WHAT THE TASK REQUIRES: Answer with one number: how many lines hold the string "xlabel".
######
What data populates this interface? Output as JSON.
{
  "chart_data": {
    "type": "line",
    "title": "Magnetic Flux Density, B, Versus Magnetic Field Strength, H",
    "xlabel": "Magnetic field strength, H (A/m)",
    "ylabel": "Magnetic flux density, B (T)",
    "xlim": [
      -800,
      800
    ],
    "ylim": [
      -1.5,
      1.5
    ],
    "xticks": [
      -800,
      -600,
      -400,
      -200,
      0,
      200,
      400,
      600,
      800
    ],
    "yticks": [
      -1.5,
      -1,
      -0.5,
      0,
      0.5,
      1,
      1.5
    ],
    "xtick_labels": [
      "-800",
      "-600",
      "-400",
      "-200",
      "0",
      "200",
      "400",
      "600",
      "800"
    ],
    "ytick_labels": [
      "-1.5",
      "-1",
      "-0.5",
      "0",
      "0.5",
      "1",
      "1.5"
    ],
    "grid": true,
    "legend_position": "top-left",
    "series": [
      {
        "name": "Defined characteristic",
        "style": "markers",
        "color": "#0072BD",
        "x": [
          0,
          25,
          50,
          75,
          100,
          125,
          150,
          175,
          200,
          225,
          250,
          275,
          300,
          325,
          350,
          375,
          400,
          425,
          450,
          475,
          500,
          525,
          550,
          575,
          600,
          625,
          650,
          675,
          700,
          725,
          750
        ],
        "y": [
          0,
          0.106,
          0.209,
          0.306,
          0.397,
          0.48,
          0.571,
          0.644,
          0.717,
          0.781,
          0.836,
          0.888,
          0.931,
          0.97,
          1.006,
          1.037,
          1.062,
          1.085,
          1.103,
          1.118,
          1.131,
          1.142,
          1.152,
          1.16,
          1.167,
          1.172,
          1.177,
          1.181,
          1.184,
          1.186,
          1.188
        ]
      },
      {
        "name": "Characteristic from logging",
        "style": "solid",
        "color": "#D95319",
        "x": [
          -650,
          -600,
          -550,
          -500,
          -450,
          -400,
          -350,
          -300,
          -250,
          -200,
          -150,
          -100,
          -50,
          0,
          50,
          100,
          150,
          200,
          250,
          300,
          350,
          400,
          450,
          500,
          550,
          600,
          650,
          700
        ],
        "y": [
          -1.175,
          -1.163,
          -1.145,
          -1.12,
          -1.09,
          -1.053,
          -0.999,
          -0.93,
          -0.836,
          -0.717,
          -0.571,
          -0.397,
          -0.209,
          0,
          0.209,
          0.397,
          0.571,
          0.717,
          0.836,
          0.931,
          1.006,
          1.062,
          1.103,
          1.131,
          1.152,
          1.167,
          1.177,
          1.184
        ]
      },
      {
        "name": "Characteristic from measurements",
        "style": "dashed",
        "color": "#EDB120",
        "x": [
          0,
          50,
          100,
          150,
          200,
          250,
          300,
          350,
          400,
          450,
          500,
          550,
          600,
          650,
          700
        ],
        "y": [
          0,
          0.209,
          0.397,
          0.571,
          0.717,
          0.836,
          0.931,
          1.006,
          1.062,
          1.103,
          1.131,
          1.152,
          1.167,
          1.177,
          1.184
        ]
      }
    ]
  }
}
######
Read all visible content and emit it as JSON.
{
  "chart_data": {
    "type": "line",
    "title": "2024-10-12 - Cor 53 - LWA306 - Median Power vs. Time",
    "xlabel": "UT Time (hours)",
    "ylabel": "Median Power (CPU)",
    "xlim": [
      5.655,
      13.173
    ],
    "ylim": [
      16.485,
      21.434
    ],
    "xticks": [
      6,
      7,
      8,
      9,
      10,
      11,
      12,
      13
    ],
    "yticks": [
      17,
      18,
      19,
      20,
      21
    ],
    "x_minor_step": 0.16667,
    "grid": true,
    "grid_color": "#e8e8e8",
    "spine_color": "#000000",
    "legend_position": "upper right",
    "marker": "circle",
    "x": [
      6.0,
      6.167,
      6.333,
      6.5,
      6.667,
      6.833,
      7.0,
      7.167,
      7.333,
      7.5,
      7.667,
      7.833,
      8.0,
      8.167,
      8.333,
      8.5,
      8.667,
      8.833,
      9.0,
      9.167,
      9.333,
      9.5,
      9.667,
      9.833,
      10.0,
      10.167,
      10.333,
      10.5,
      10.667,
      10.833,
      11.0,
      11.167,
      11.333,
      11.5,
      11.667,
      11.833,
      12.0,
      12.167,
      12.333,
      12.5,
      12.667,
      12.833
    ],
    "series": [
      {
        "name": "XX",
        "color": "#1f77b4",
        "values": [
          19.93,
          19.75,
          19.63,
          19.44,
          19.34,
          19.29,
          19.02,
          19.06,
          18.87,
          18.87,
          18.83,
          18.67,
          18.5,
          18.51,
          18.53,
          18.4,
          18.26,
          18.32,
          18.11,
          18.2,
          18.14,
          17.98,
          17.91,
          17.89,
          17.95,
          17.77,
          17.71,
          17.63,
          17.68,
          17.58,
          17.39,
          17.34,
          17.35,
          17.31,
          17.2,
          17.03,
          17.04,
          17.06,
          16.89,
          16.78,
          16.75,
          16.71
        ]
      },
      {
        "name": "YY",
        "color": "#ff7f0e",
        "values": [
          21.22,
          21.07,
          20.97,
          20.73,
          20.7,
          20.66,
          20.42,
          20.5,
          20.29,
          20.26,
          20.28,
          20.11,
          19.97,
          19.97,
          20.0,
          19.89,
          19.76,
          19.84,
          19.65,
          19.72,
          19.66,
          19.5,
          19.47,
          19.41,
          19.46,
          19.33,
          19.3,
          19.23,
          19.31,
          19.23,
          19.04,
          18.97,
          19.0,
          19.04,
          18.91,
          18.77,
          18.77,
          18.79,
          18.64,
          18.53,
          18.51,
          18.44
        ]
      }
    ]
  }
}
######
IN RESPONSE: 2